EXERCISE INSTRUCTIONS → The lines of the records that include "images" should all be copied.

GIVEN DATA →
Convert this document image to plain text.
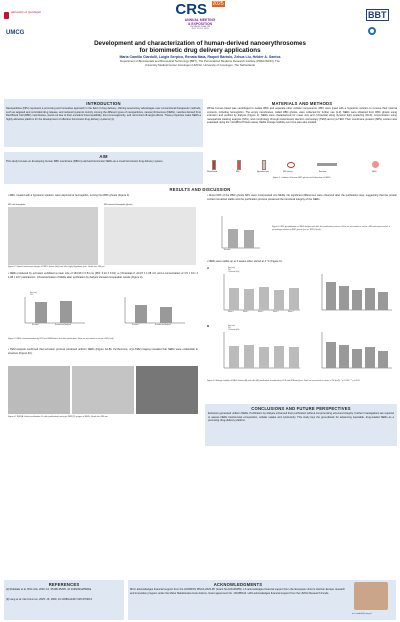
university of groningen
UMCG
CRS $^{2025}$
ANNUAL MEETING
& EXPOSITION
PHILADELPHIA, PA
JULY 15-18, 2025
BBT
Development and characterization of human-derived nanoerythrosomes
for biomimetic drug delivery applications
Maria Camilla Ciardulli, Luigia Serpico, Renata Maia, Raquel Bártolo, Zehua Liu, Hélder A. Santos
Department of Biomaterials and Biomedical Technology (BBT), The Personalized Medicine Research Institute (PRECISION), The
University Medical Center Groningen (UMCG), University of Groningen, The Netherlands
INTRODUCTION
Nanoparticles (NPs) represent a promising and innovative approach in the field of drug delivery, offering several key advantages over conventional therapeutic methods, such as targeted and controlled drug release, and reduced systemic toxicity. Among the different types of nanoparticles, nanoerythrosomes (NERs), vesicles derived from Red Blood Cell (RBC) membranes, stand out due to their excellent biocompatibility, low immunogenicity, and minimized off-target effects. These properties make NERs a highly attractive platform for the development of effective biomimetic drug delivery systems [1].
AIM
This study focuses on developing human RBC membrane (RBCm)-derived biomimetic NERs as a novel biomimetic drug delivery system.
MATERIALS AND METHODS
Whole human blood was centrifuged to isolate RBC and separate other cellular components. RBC were lysed with a hypotonic solution to remove their internal contents, including hemoglobin. The empty membranes, called RBC ghosts, were collected for further use [1-2]. NERs were obtained from RBC ghosts using extrusion and purified by dialysis (Figure 1). NERs were characterized for mean size and ζ-Potential using dynamic light scattering (DLS), concentration using nanoparticle tracking analysis (NTA), and morphology through transmission electron microscopy (TEM) and cryo-TEM. Their membrane proteins (MPs) content was evaluated using the microBCA Protein assay. NERs storage stability over time was also studied.
Whole blood	RBC	Hypotonic lysis	RBC ghosts	Extrusion	NERs
Figure 1. Isolation of human RBC ghosts and fabrication of NERs.
RESULTS AND DISCUSSION
• RBC, treated with a hypotonic solution, were deprived of hemoglobin, turning into RBC ghosts (Figure 2).
RBC with hemoglobin	RBC devoid of hemoglobin (ghosts)
Figure 2. Optical microscope images of RBCs before (left) and after (right) hypotonic lysis. Scale bar: 100 µm.
• NERs produced by extrusion exhibited a mean size of 164.96 ± 6.54 nm (PDI: 0.10 ± 0.04), a ζ-Potential of -23.07 ± 1.68 mV, and a concentration of 4.5 × 10¹¹ ± 1.98 × 10¹⁰ particles/mL. Characterization of NERs after purification by dialysis showed comparable results (Figure 3).
Size (nm)
PDI
Extruded	Extruded and dialyzed	Extruded	Extruded and dialyzed
Figure 3. NERs characterization by DLS and NTA before and after purification. Data are presented as mean ± SD (n=3).
• TEM analysis confirmed that extrusion process produced uniform NERs (Figure 4A-B). Furthermore, cryo-TEM imaging revealed that NERs were unilamellar in structure (Figure 4C).
Figure 4. TEM (A: before purification; B: after purification) and cryo-TEM (C) images of NERs. Scale bar: 200 nm.
• About 60% of the RBC ghosts MPs were incorporated into NERs. No significant differences were observed after the purification step, suggesting that the protein content remained stable and the purification process preserved the structural integrity of the NERs.
Extruded
Figure 5. MPs quantification in NERs before and after the purification process. Data are presented as mean ± SD and expressed as a percentage relative to RBC ghosts (set as 100%) (n=3).
• NERs were stable up to 4 weeks when stored at 4 °C (Figure 6).
A	Size (nm)
PDI
ζ-Potential (mV)
Week 0	Week 1	Week 2	Week 3	Week 4
B	Size (nm)
PDI
ζ-Potential (mV)
Figure 6. Storage stability of NERs before (A) and after (B) purification, monitored by DLS and NTA analyses. Data are presented as mean ± SD (n=3). * p ≤ 0.05, ** p ≤ 0.01.
CONCLUSIONS AND FUTURE PERSPECTIVES
Extrusion generated uniform NERs. Purification by dialysis enhanced their purification without compromising structural integrity. Further investigations are required to assess NERs biochemical composition, cellular uptake and cytotoxicity. This study lays the groundwork for advancing injectable, drug-loaded NERs as a promising drug-delivery platform.
REFERENCES
[1] Rukikaile et al. RSC Adv, 2020; 10, 35198-35205, 10.1039/d0ra05900a
[2] Lang et al, Nat Commun, 2025; 16, 1909, 10.1038/s41467-025-57048-6
ACKNOWLEDGMENTS
MCC acknowledges financial support from the HORIZON MSCA-2023-PF (Grant No.101146655). LS acknowledges financial support from the European Union's Horizon Europe research and innovation program under the Marie Skłodowska-Curie Actions, Grant agreement No. 101185122. HAS acknowledges financial support from the UMCG Research Funds.
m.c.ciardulli@umcg.nl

FINAL ANSWER →
Figure 2. Optical microscope images of RBCs before (left) and after (right) hypotonic lysis. Scale bar: 100 µm.
Figure 4. TEM (A: before purification; B: after purification) and cryo-TEM (C) images of NERs. Scale bar: 200 nm.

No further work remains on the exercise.